▶ **REQUIRED WORK**: Pictures stay out of the copy; set down each line of the listing below exactly.

▶ **GIVEN DATA**:
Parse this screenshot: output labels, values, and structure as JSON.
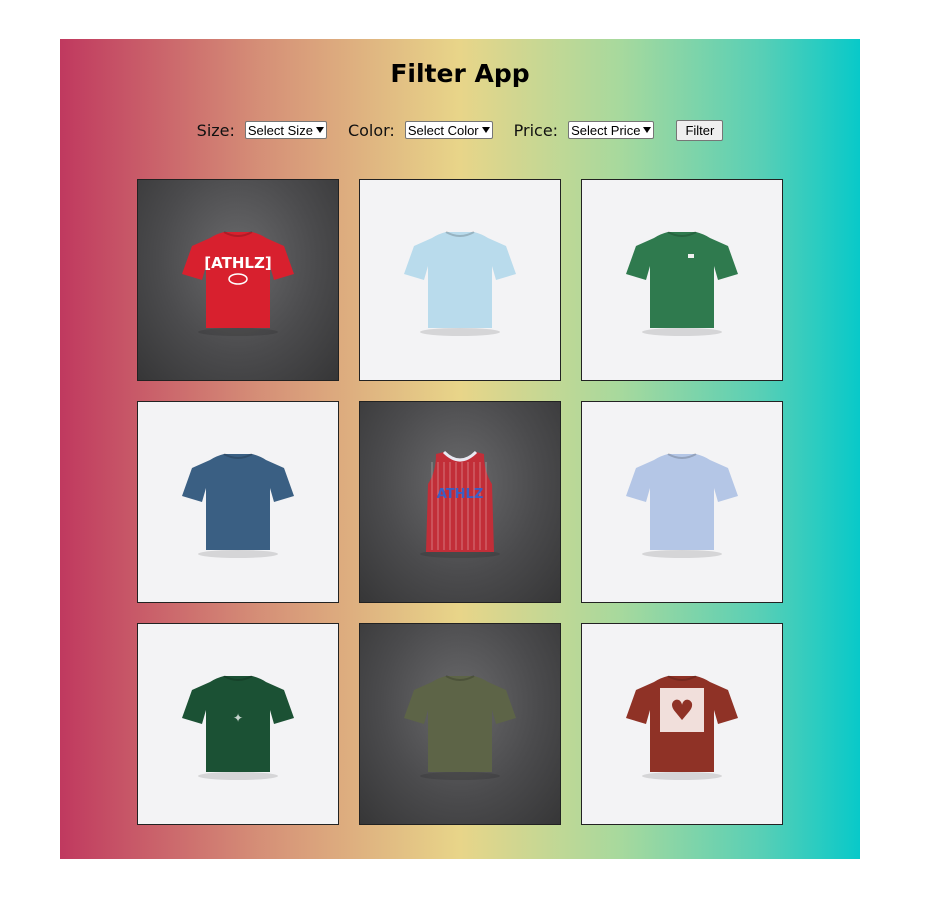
{
  "app": {
    "title": "Filter App"
  },
  "filters": {
    "size": {
      "label": "Size:",
      "selected": "Select Size"
    },
    "color": {
      "label": "Color:",
      "selected": "Select Color"
    },
    "price": {
      "label": "Price:",
      "selected": "Select Price"
    },
    "button_label": "Filter"
  },
  "products": [
    {
      "image": "red-tshirt-athlz-graphic",
      "bg": "dark",
      "shirt_color": "#d8202e",
      "print": "ATHLZ"
    },
    {
      "image": "light-blue-tshirt",
      "bg": "light",
      "shirt_color": "#b9dbec"
    },
    {
      "image": "green-tshirt-small-logo",
      "bg": "light",
      "shirt_color": "#2f7a4e"
    },
    {
      "image": "navy-blue-tshirt",
      "bg": "light",
      "shirt_color": "#3a5f83"
    },
    {
      "image": "red-striped-basketball-jersey-athlz",
      "bg": "dark",
      "shirt_color": "#c22e38",
      "print": "ATHLZ"
    },
    {
      "image": "periwinkle-tshirt",
      "bg": "light",
      "shirt_color": "#b4c6e6"
    },
    {
      "image": "dark-green-tshirt-graphic",
      "bg": "light",
      "shirt_color": "#1b5134"
    },
    {
      "image": "olive-tshirt",
      "bg": "dark",
      "shirt_color": "#5d6447"
    },
    {
      "image": "maroon-tshirt-heart-graphic",
      "bg": "light",
      "shirt_color": "#8f3226"
    }
  ]
}
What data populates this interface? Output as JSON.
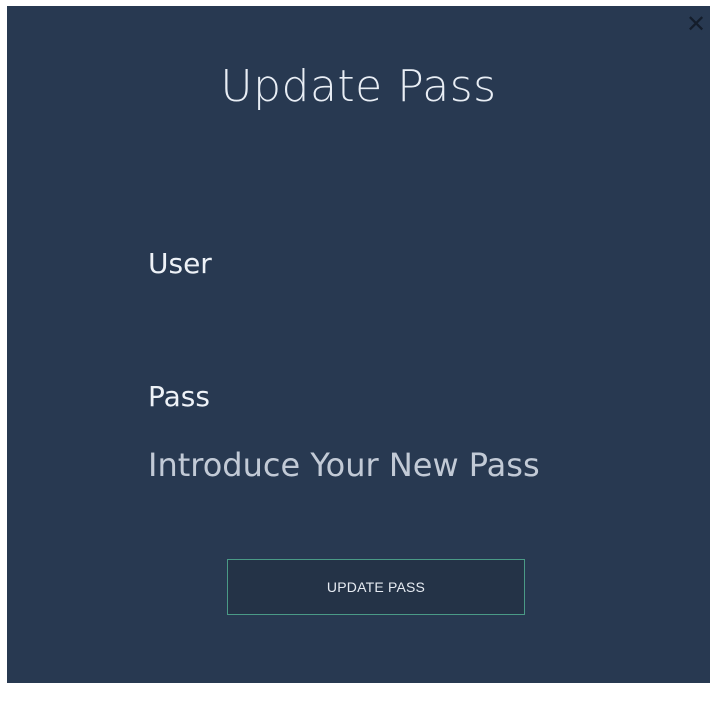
{
  "dialog": {
    "title": "Update Pass",
    "close_glyph": "✕",
    "close_icon": "close-icon"
  },
  "form": {
    "user_label": "User",
    "user_value": "",
    "pass_label": "Pass",
    "pass_placeholder": "Introduce Your New Pass",
    "pass_value": "",
    "submit_label": "UPDATE PASS"
  },
  "colors": {
    "background": "#283951",
    "button_border": "#4a9a86",
    "text": "#e9eef5"
  }
}
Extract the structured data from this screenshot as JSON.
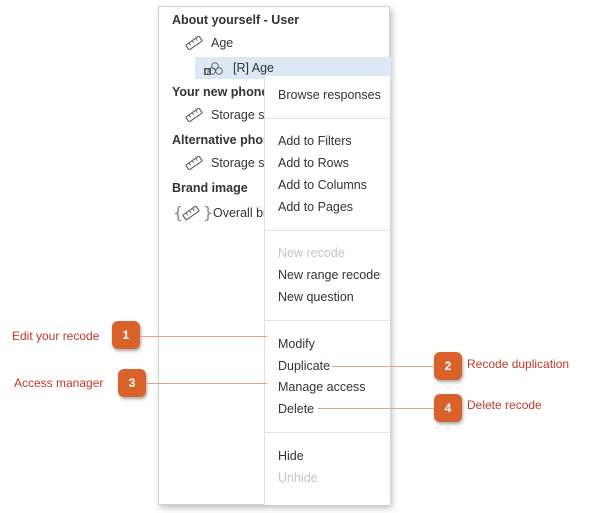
{
  "tree": {
    "group_about": "About yourself - User",
    "item_age": "Age",
    "item_recode_age": "[R] Age",
    "group_phone": "Your new phone",
    "item_storage_1": "Storage si",
    "group_alt": "Alternative phon",
    "item_storage_2": "Storage si",
    "group_brand": "Brand image",
    "item_overall": "Overall br"
  },
  "menu": {
    "browse_responses": "Browse responses",
    "add_to_filters": "Add to Filters",
    "add_to_rows": "Add to Rows",
    "add_to_columns": "Add to Columns",
    "add_to_pages": "Add to Pages",
    "new_recode": "New recode",
    "new_range_recode": "New range recode",
    "new_question": "New question",
    "modify": "Modify",
    "duplicate": "Duplicate",
    "manage_access": "Manage access",
    "delete": "Delete",
    "hide": "Hide",
    "unhide": "Unhide"
  },
  "callouts": {
    "c1_label": "Edit your recode",
    "c1_num": "1",
    "c2_label": "Recode duplication",
    "c2_num": "2",
    "c3_label": "Access manager",
    "c3_num": "3",
    "c4_label": "Delete recode",
    "c4_num": "4"
  },
  "colors": {
    "accent_badge": "#d9622b",
    "callout_text": "#c0392b",
    "selection": "#dde8f6",
    "disabled_text": "#c4c4c4"
  },
  "icons": {
    "ruler": "ruler-icon",
    "recode": "recode-icon",
    "braces": "braces-icon"
  }
}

▶ **ANSWER TO THIS TASK**:
Parse this screenshot: output labels, values, and structure as JSON.
{
  "app": {
    "title": "Filter App"
  },
  "filters": {
    "size": {
      "label": "Size:",
      "selected": "Select Size"
    },
    "color": {
      "label": "Color:",
      "selected": "Select Color"
    },
    "price": {
      "label": "Price:",
      "selected": "Select Price"
    },
    "button_label": "Filter"
  },
  "products": [
    {
      "image": "red-tshirt-athlz-graphic",
      "bg": "dark",
      "shirt_color": "#d8202e",
      "print": "ATHLZ"
    },
    {
      "image": "light-blue-tshirt",
      "bg": "light",
      "shirt_color": "#b9dbec"
    },
    {
      "image": "green-tshirt-small-logo",
      "bg": "light",
      "shirt_color": "#2f7a4e"
    },
    {
      "image": "navy-blue-tshirt",
      "bg": "light",
      "shirt_color": "#3a5f83"
    },
    {
      "image": "red-striped-basketball-jersey-athlz",
      "bg": "dark",
      "shirt_color": "#c22e38",
      "print": "ATHLZ"
    },
    {
      "image": "periwinkle-tshirt",
      "bg": "light",
      "shirt_color": "#b4c6e6"
    },
    {
      "image": "dark-green-tshirt-graphic",
      "bg": "light",
      "shirt_color": "#1b5134"
    },
    {
      "image": "olive-tshirt",
      "bg": "dark",
      "shirt_color": "#5d6447"
    },
    {
      "image": "maroon-tshirt-heart-graphic",
      "bg": "light",
      "shirt_color": "#8f3226"
    }
  ]
}
What data populates this interface? Output as JSON.
{
  "dialog": {
    "title": "Update Pass",
    "close_glyph": "✕",
    "close_icon": "close-icon"
  },
  "form": {
    "user_label": "User",
    "user_value": "",
    "pass_label": "Pass",
    "pass_placeholder": "Introduce Your New Pass",
    "pass_value": "",
    "submit_label": "UPDATE PASS"
  },
  "colors": {
    "background": "#283951",
    "button_border": "#4a9a86",
    "text": "#e9eef5"
  }
}
Extract the structured data from this screenshot as JSON.
{
  "tree": {
    "group_about": "About yourself - User",
    "item_age": "Age",
    "item_recode_age": "[R] Age",
    "group_phone": "Your new phone",
    "item_storage_1": "Storage si",
    "group_alt": "Alternative phon",
    "item_storage_2": "Storage si",
    "group_brand": "Brand image",
    "item_overall": "Overall br"
  },
  "menu": {
    "browse_responses": "Browse responses",
    "add_to_filters": "Add to Filters",
    "add_to_rows": "Add to Rows",
    "add_to_columns": "Add to Columns",
    "add_to_pages": "Add to Pages",
    "new_recode": "New recode",
    "new_range_recode": "New range recode",
    "new_question": "New question",
    "modify": "Modify",
    "duplicate": "Duplicate",
    "manage_access": "Manage access",
    "delete": "Delete",
    "hide": "Hide",
    "unhide": "Unhide"
  },
  "callouts": {
    "c1_label": "Edit your recode",
    "c1_num": "1",
    "c2_label": "Recode duplication",
    "c2_num": "2",
    "c3_label": "Access manager",
    "c3_num": "3",
    "c4_label": "Delete recode",
    "c4_num": "4"
  },
  "colors": {
    "accent_badge": "#d9622b",
    "callout_text": "#c0392b",
    "selection": "#dde8f6",
    "disabled_text": "#c4c4c4"
  },
  "icons": {
    "ruler": "ruler-icon",
    "recode": "recode-icon",
    "braces": "braces-icon"
  }
}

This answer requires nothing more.